Compute how many lines in the entries below contain "volume", and output nothing but the number.

++++ PROVIDED DATA ++++

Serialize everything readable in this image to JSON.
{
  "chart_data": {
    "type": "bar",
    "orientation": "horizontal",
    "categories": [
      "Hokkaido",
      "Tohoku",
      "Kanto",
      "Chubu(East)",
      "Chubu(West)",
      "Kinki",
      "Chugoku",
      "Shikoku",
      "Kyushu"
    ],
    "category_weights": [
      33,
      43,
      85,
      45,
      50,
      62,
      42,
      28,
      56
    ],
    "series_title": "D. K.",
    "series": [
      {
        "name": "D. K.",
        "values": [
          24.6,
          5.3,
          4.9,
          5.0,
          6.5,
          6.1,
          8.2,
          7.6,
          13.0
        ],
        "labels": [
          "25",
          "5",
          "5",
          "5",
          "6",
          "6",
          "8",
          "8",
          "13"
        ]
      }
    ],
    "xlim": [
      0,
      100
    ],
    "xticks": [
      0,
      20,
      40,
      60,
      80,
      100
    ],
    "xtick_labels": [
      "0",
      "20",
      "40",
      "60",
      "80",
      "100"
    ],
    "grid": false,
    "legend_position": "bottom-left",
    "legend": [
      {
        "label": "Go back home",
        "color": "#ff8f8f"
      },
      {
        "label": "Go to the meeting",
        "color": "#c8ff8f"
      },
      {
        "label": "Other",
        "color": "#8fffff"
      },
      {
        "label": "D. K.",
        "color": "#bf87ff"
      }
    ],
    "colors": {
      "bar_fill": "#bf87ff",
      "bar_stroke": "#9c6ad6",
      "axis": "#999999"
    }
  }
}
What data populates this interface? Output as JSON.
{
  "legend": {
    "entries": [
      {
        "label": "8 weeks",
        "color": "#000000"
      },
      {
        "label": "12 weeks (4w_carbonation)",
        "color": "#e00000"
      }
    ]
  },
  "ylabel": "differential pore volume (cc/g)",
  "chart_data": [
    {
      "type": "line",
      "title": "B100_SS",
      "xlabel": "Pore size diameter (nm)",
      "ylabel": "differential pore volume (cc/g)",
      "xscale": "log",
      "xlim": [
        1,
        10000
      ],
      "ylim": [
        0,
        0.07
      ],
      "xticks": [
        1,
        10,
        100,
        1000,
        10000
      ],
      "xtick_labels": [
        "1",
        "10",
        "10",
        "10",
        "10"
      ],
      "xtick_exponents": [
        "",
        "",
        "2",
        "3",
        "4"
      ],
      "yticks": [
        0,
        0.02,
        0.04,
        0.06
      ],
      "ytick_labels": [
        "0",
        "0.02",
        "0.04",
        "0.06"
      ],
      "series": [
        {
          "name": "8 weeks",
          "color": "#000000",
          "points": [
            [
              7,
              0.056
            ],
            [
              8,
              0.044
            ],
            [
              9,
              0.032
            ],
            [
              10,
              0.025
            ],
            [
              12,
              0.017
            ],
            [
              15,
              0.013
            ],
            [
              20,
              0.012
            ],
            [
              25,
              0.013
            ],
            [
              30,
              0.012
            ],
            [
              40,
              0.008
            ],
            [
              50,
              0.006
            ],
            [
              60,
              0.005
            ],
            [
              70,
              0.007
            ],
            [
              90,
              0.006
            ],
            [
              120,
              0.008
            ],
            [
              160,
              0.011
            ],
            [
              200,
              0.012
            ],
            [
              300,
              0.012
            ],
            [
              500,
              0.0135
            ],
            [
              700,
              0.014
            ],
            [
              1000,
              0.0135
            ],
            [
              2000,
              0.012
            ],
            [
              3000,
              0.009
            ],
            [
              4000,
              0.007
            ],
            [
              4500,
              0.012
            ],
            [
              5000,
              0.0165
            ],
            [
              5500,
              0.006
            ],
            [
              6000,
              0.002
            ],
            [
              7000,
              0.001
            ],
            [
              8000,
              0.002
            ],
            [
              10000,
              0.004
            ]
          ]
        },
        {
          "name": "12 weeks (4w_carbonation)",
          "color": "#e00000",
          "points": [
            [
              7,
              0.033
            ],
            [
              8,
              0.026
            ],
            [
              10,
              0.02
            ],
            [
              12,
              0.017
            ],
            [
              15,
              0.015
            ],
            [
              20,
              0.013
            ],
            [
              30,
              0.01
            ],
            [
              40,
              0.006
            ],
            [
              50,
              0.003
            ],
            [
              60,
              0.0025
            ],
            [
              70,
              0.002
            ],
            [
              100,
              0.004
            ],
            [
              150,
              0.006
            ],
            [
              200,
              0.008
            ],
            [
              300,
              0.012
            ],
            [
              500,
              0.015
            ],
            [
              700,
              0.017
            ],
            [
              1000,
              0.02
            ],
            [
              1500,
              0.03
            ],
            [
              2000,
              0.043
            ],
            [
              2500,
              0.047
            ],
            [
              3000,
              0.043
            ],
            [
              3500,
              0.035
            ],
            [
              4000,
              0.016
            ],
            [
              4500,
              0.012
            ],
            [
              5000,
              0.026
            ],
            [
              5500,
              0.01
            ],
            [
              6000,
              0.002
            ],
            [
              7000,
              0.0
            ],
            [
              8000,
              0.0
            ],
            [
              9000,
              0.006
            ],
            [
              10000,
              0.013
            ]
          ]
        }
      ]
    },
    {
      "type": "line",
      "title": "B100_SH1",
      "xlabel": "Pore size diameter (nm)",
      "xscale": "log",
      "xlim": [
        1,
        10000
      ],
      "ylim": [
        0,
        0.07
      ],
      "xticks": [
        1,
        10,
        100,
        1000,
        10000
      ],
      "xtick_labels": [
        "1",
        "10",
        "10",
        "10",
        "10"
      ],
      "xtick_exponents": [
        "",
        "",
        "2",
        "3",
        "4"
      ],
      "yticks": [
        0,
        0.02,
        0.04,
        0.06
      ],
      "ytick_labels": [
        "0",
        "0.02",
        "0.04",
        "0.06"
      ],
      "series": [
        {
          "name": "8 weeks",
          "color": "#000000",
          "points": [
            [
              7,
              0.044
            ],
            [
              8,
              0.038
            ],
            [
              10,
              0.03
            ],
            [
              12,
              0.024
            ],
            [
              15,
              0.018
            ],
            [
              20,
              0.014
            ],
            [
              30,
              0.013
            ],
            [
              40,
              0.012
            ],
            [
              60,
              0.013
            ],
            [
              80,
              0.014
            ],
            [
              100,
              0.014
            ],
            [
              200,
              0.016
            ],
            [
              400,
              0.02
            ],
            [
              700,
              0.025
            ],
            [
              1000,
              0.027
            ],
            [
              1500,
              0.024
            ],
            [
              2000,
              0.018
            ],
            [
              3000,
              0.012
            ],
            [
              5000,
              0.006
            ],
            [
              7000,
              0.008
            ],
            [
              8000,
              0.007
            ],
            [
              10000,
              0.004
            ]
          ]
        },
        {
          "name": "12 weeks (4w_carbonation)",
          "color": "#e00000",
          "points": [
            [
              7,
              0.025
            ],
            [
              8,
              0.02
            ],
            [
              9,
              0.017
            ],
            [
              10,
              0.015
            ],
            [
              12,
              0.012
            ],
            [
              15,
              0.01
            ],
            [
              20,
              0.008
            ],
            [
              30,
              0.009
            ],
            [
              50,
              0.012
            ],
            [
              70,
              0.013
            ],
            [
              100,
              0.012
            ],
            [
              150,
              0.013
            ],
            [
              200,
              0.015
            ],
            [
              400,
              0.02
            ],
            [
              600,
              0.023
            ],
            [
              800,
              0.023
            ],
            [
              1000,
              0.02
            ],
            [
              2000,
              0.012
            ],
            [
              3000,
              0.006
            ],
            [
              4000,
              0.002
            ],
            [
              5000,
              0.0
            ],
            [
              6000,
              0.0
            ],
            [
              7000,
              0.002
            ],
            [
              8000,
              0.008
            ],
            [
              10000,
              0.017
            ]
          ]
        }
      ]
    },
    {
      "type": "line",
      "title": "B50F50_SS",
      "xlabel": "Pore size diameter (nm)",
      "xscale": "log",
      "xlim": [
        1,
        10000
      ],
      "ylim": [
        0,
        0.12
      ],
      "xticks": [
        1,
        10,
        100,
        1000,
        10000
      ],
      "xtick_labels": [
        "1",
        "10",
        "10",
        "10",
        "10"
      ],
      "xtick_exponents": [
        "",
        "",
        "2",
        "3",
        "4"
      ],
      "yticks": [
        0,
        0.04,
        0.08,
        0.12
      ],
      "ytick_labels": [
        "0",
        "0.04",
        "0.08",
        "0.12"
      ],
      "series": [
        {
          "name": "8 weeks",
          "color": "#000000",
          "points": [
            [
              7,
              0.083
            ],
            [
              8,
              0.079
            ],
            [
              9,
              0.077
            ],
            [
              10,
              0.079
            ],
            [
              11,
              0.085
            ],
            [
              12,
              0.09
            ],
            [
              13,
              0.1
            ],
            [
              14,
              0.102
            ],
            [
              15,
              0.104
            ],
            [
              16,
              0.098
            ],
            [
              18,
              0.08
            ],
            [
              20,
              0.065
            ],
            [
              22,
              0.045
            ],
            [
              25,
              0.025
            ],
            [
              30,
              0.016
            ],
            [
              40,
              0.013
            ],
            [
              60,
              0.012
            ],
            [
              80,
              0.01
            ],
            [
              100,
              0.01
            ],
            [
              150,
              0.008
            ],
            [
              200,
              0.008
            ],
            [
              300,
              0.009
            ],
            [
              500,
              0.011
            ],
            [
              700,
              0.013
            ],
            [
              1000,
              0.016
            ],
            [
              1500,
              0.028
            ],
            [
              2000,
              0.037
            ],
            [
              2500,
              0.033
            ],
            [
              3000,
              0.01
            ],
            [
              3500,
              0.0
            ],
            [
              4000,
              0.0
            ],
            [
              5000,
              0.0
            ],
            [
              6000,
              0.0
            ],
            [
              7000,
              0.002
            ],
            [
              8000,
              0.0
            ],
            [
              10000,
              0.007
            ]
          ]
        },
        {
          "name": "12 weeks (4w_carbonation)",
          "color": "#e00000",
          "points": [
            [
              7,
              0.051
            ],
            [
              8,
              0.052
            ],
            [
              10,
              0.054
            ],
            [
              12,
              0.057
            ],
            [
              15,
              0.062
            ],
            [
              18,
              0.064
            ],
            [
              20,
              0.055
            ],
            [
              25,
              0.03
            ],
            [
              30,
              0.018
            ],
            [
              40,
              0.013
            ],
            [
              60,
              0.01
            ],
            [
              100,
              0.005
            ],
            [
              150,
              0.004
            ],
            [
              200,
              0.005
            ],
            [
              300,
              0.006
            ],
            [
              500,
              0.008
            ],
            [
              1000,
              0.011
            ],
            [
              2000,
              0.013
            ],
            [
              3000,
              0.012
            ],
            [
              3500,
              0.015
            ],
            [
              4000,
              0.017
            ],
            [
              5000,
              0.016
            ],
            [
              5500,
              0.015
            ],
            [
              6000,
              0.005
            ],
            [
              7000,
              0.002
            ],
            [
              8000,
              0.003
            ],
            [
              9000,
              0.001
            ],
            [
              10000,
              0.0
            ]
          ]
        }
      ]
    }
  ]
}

++++

> [TASK RESPONSE] 2